**EXERCISE:** Reproduce the records that follow in full, excluding any picture they contain.

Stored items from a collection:
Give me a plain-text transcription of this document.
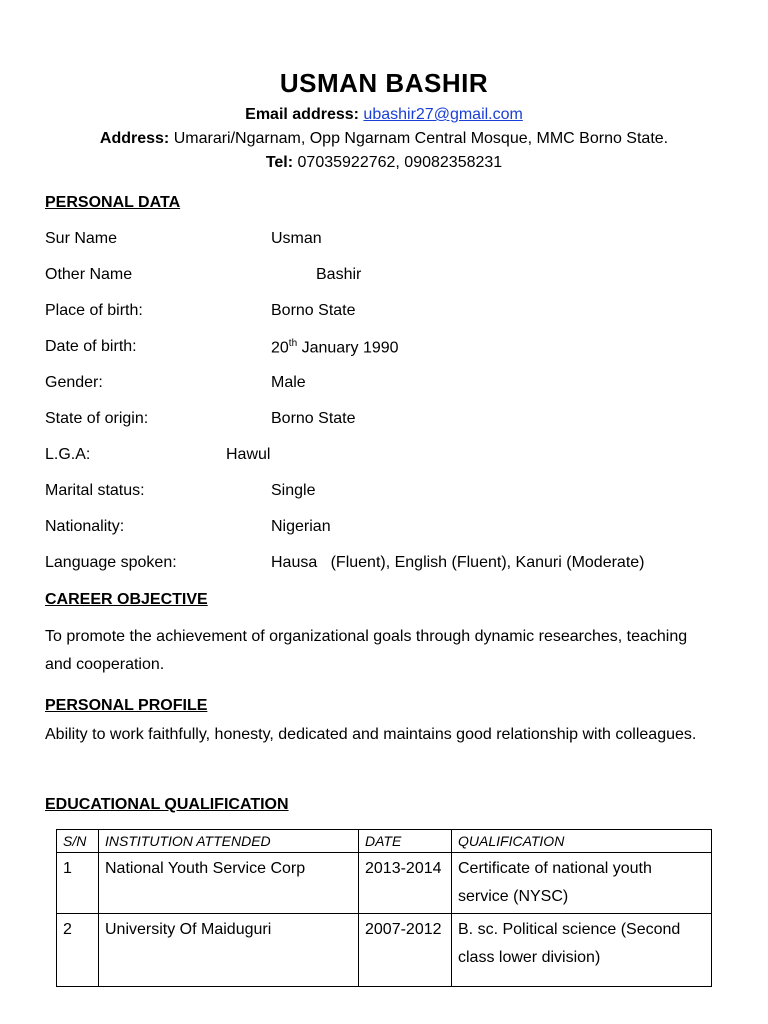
USMAN BASHIR
Email address: ubashir27@gmail.com
Address: Umarari/Ngarnam, Opp Ngarnam Central Mosque, MMC Borno State.
Tel: 07035922762, 09082358231
PERSONAL DATA
Sur Name	Usman
Other Name	Bashir
Place of birth:	Borno State
Date of birth:	20th January 1990
Gender:	Male
State of origin:	Borno State
L.G.A:	Hawul
Marital status:	Single
Nationality:	Nigerian
Language spoken:	Hausa   (Fluent), English (Fluent), Kanuri (Moderate)
CAREER OBJECTIVE
To promote the achievement of organizational goals through dynamic researches, teaching and cooperation.
PERSONAL PROFILE
Ability to work faithfully, honesty, dedicated and maintains good relationship with colleagues.
EDUCATIONAL QUALIFICATION
S/N	INSTITUTION ATTENDED	DATE	QUALIFICATION
1	National Youth Service Corp	2013-2014	Certificate of national youth service (NYSC)
2	University Of Maiduguri	2007-2012	B. sc. Political science (Second class lower division)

**EXERCISE SOLUTION:**
Give me a plain-text transcription of this document.
USMAN BASHIR
Email address: ubashir27@gmail.com
Address: Umarari/Ngarnam, Opp Ngarnam Central Mosque, MMC Borno State.
Tel: 07035922762, 09082358231
PERSONAL DATA
Sur Name	Usman
Other Name	Bashir
Place of birth:	Borno State
Date of birth:	20th January 1990
Gender:	Male
State of origin:	Borno State
L.G.A:	Hawul
Marital status:	Single
Nationality:	Nigerian
Language spoken:	Hausa   (Fluent), English (Fluent), Kanuri (Moderate)
CAREER OBJECTIVE
To promote the achievement of organizational goals through dynamic researches, teaching and cooperation.
PERSONAL PROFILE
Ability to work faithfully, honesty, dedicated and maintains good relationship with colleagues.
EDUCATIONAL QUALIFICATION
S/N	INSTITUTION ATTENDED	DATE	QUALIFICATION
1	National Youth Service Corp	2013-2014	Certificate of national youth service (NYSC)
2	University Of Maiduguri	2007-2012	B. sc. Political science (Second class lower division)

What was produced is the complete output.